● **EXTRAIT DU DOCUMENT**
Il fallait ensuite une folle explosion de tendresse, un long épanchement amoureux. Au lieu de traiter ce duo suprême avec ardeur, avec frénésie, le musicien a sèchement, froidement appliqué le malencontreux système des motifs. Il a plaqué partout des bribes mélodiques déjà usées, et le défaut de la méthode ici devient flagrant. Les motifs reviennent assez altérés, dissimulés, pour échapper aisément au public non prévenu, qui n’éprouve plus alors qu’une impression de vide. Quant aux auditeurs avertis par une lecture préalable, ils retrouvent les idées ou les intentions mélodiques avec une satisfaction plutôt logique que musicale, analogue à celle que procure aux amateurs de cartes une patience en bon chemin, et le retour opportun des rois, des dames et des valets. Ces raffinemens sont un peu puérils, et l’art, surtout l’art dramatique, devrait se moins soucier des infiniment petits, de pusillis istis. Aussi bien, la théorie du leitmotiv, qui se prétend logique et psychologique, va quelquefois à l’encontre de la vérité et de la nature. Par exemple, le motif mélancolique de Proserpine, qui pouvait, au premier acte, exprimer sa rêverie et son amour naissant, ne suffit évidemment plus à traduire son amour déchaîné. De même, lorsque la courtisane hors d’elle-même poursuit Sabatino de ses propositions éhontées, le musicien a tort de faire revenir le motif qui jadis accompagna certaine scène scabreuse de Proserpine et de Squarocca. Proserpine s’offre à l’un, dira-t-on, comme elle s’offrait à l’autre ; oui, mais d’un tout autre cœur. On répondra encore que ses invites à Squarocca n’étaient que le caprice dépravé, et dépité, de cet amour qui la pousse maintenant aux bras de Sabatino, qu’au fond le sentiment est le même et veut la même traduction musicale ; alors nous tombons dans le logogriphe et dans le byzantinisme. On aura beau chercher, on ne trouvera pas en musique de formules assez brèves pour se placer partout, assez intéressantes pour plaire toujours, assez vastes pour enfermer en quelques notes les nuances infinies d’un caractère moral. C’est là ce qui condamne l’abus du leitmotiv.

● **ÉNONCÉ ÉCRIT**
Poursuivez l'extrait critique sur le leitmotiv à partir de sa dernière phrase. Les items n'ont aucun lien avec l'extrait critique sur le leitmotiv.

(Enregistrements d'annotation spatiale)
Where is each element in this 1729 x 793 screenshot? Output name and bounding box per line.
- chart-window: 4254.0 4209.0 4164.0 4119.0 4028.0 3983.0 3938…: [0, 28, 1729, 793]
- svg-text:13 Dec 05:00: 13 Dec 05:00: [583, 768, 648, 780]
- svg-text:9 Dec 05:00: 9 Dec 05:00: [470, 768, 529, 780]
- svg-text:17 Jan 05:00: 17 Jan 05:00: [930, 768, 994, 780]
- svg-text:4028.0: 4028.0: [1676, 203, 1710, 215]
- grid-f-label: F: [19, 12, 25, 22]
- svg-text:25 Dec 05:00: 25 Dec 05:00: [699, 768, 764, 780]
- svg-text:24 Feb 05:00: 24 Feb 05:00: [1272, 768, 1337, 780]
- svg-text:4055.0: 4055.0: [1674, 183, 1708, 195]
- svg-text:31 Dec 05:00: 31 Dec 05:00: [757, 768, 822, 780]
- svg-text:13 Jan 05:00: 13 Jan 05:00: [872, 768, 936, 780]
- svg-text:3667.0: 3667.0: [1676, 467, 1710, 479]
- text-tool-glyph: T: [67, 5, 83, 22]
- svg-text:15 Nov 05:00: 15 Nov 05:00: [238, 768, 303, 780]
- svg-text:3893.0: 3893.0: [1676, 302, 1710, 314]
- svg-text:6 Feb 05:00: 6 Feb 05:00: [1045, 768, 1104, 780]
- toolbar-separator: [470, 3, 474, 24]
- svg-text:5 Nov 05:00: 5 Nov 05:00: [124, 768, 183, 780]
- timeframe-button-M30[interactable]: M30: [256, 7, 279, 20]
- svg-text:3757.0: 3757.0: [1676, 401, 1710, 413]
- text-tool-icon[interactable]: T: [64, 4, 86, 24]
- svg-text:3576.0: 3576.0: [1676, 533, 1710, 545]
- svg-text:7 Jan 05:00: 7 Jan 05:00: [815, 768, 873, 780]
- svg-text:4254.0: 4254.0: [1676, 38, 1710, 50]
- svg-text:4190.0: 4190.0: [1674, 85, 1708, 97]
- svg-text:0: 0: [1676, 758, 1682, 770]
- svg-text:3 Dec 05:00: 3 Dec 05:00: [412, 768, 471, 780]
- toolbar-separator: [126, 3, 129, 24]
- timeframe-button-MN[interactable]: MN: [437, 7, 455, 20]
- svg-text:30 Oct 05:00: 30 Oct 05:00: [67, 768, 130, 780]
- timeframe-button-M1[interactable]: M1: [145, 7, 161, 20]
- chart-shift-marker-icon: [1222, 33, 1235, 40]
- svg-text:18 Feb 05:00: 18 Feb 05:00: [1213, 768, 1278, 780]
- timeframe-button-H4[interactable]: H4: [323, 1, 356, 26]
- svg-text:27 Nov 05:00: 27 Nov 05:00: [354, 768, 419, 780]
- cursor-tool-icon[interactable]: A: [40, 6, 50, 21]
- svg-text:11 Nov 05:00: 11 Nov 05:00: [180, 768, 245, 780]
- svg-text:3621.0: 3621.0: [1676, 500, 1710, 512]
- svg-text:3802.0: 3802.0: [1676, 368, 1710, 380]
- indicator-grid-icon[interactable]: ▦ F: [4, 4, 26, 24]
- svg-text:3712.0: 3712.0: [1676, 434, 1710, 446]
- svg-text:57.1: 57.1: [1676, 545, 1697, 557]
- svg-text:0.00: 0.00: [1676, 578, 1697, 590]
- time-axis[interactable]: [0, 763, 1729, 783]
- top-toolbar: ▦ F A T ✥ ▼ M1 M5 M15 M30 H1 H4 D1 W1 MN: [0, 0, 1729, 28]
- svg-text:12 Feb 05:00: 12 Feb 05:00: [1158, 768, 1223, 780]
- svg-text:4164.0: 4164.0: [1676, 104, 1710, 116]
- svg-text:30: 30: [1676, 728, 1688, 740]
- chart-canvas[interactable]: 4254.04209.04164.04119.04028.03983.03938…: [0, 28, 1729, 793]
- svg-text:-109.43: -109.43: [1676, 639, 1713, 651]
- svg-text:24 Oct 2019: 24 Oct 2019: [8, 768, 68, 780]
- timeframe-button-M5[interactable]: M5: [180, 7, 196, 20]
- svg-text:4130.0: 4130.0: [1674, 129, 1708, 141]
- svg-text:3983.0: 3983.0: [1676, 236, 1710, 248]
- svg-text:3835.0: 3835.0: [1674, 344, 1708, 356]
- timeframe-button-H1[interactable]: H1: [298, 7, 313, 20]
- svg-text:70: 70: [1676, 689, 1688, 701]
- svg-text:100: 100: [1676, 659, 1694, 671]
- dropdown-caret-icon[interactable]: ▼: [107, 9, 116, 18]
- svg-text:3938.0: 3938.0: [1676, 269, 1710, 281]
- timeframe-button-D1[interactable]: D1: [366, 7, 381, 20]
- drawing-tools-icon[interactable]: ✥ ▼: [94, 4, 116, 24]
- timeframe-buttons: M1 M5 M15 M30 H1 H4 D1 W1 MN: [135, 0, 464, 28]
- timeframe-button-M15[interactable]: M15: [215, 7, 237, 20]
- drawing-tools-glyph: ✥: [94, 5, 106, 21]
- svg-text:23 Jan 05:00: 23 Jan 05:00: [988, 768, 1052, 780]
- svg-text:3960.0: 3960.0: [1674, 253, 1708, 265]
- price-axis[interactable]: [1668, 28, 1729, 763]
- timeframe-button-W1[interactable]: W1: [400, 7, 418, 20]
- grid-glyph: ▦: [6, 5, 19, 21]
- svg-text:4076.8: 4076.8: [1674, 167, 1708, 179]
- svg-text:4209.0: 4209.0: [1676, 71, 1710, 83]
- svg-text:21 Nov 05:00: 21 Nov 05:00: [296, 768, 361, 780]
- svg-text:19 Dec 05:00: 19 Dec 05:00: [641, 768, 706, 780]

● **RÉPONSE À L'ÉNONCÉ**
La musique de ce duo n’en sauve donc pas la situation dramatique. Celle-ci est peu agréable. Il est singulier de voir faire par une femme des avances aussi prononcées et aussi prolongées. Et puis, Proserpine est si belle, avec ses bras blancs sortant de son corsage rouge, que, ma foi, si la voiture nuptiale tardait un peu, le bon Sabatino serait excusable d’accorder une légère aumône à cette quémandeuse d’amour… Fi, voilà de mauvaises pensées, et l’on en rougit quand paraît la petite Angiola. Cette enfant porte partout la grâce ; son entrée est charmante, égayée par un délicieux dessin d’orchestre. Le trio final qui commence ainsi à merveille s’achève moins bien. Non que l’idée fondamentale en soit à dédaigner, il s’en faut. Elle évite au contraire, à certain tournant périlleux, une formule banale qui s’offrait d’elle-même. Mais l’opposition n’est pas assez vigoureuse entre le chant des fiancés et celui de Proserpine cachée et furieuse ; si l’on ne voyait briller le poignard, on ne sentirait pas la mort planer sur cet amour.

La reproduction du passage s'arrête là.